--- INSTRUCTIONS TO FOLLOW ---
Copy each line exactly.

--- Figure contents as structured data ---
▽

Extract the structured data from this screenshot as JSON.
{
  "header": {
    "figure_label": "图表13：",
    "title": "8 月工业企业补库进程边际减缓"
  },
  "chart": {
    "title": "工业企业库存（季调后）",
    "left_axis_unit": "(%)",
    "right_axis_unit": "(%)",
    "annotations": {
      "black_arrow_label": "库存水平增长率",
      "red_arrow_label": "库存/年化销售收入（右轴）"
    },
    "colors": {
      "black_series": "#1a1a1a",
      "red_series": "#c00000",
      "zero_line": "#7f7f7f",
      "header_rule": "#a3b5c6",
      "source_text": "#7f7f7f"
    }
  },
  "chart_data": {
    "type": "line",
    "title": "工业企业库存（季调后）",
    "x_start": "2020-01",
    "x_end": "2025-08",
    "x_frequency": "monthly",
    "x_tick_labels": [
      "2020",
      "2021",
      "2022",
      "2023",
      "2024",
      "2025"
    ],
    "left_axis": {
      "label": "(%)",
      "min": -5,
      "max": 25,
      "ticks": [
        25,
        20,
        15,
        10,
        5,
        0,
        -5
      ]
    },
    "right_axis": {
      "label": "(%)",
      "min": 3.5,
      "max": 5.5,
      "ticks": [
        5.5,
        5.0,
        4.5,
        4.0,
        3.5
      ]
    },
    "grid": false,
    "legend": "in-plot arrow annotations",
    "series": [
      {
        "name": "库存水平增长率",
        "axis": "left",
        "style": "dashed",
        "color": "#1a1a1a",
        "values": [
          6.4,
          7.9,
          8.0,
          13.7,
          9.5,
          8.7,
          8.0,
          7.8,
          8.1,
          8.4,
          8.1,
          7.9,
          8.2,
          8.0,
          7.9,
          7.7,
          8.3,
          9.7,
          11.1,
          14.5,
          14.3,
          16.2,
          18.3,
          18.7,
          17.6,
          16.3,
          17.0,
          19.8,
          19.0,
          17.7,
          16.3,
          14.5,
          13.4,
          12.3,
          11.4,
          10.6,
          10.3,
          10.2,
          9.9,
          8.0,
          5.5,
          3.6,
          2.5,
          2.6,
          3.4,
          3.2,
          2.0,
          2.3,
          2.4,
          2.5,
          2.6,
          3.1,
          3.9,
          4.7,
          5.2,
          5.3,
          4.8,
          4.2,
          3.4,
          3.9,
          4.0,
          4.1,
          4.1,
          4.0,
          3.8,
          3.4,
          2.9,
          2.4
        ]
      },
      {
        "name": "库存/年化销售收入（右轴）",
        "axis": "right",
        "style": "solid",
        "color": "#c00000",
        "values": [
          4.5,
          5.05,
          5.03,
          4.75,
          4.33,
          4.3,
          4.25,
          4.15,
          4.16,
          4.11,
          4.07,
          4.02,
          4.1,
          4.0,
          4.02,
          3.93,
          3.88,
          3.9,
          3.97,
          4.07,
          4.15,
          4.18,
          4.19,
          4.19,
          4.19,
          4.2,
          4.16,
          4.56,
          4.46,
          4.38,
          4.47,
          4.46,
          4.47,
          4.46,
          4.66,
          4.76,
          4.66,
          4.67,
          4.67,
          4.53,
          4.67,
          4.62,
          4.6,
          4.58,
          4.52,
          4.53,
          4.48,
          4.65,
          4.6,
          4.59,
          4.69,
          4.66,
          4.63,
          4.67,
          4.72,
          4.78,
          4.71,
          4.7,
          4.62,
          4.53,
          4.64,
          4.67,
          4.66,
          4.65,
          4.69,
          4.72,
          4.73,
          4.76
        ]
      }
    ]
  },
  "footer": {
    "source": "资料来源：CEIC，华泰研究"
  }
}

△

--- EXPECTED OUTPUT ---
Extract the structured data from this screenshot as JSON.
{
  "header": {
    "figure_label": "图表13：",
    "title": "8 月工业企业补库进程边际减缓"
  },
  "chart": {
    "title": "工业企业库存（季调后）",
    "left_axis_unit": "(%)",
    "right_axis_unit": "(%)",
    "annotations": {
      "black_arrow_label": "库存水平增长率",
      "red_arrow_label": "库存/年化销售收入（右轴）"
    },
    "colors": {
      "black_series": "#1a1a1a",
      "red_series": "#c00000",
      "zero_line": "#7f7f7f",
      "header_rule": "#a3b5c6",
      "source_text": "#7f7f7f"
    }
  },
  "chart_data": {
    "type": "line",
    "title": "工业企业库存（季调后）",
    "x_start": "2020-01",
    "x_end": "2025-08",
    "x_frequency": "monthly",
    "x_tick_labels": [
      "2020",
      "2021",
      "2022",
      "2023",
      "2024",
      "2025"
    ],
    "left_axis": {
      "label": "(%)",
      "min": -5,
      "max": 25,
      "ticks": [
        25,
        20,
        15,
        10,
        5,
        0,
        -5
      ]
    },
    "right_axis": {
      "label": "(%)",
      "min": 3.5,
      "max": 5.5,
      "ticks": [
        5.5,
        5.0,
        4.5,
        4.0,
        3.5
      ]
    },
    "grid": false,
    "legend": "in-plot arrow annotations",
    "series": [
      {
        "name": "库存水平增长率",
        "axis": "left",
        "style": "dashed",
        "color": "#1a1a1a",
        "values": [
          6.4,
          7.9,
          8.0,
          13.7,
          9.5,
          8.7,
          8.0,
          7.8,
          8.1,
          8.4,
          8.1,
          7.9,
          8.2,
          8.0,
          7.9,
          7.7,
          8.3,
          9.7,
          11.1,
          14.5,
          14.3,
          16.2,
          18.3,
          18.7,
          17.6,
          16.3,
          17.0,
          19.8,
          19.0,
          17.7,
          16.3,
          14.5,
          13.4,
          12.3,
          11.4,
          10.6,
          10.3,
          10.2,
          9.9,
          8.0,
          5.5,
          3.6,
          2.5,
          2.6,
          3.4,
          3.2,
          2.0,
          2.3,
          2.4,
          2.5,
          2.6,
          3.1,
          3.9,
          4.7,
          5.2,
          5.3,
          4.8,
          4.2,
          3.4,
          3.9,
          4.0,
          4.1,
          4.1,
          4.0,
          3.8,
          3.4,
          2.9,
          2.4
        ]
      },
      {
        "name": "库存/年化销售收入（右轴）",
        "axis": "right",
        "style": "solid",
        "color": "#c00000",
        "values": [
          4.5,
          5.05,
          5.03,
          4.75,
          4.33,
          4.3,
          4.25,
          4.15,
          4.16,
          4.11,
          4.07,
          4.02,
          4.1,
          4.0,
          4.02,
          3.93,
          3.88,
          3.9,
          3.97,
          4.07,
          4.15,
          4.18,
          4.19,
          4.19,
          4.19,
          4.2,
          4.16,
          4.56,
          4.46,
          4.38,
          4.47,
          4.46,
          4.47,
          4.46,
          4.66,
          4.76,
          4.66,
          4.67,
          4.67,
          4.53,
          4.67,
          4.62,
          4.6,
          4.58,
          4.52,
          4.53,
          4.48,
          4.65,
          4.6,
          4.59,
          4.69,
          4.66,
          4.63,
          4.67,
          4.72,
          4.78,
          4.71,
          4.7,
          4.62,
          4.53,
          4.64,
          4.67,
          4.66,
          4.65,
          4.69,
          4.72,
          4.73,
          4.76
        ]
      }
    ]
  },
  "footer": {
    "source": "资料来源：CEIC，华泰研究"
  }
}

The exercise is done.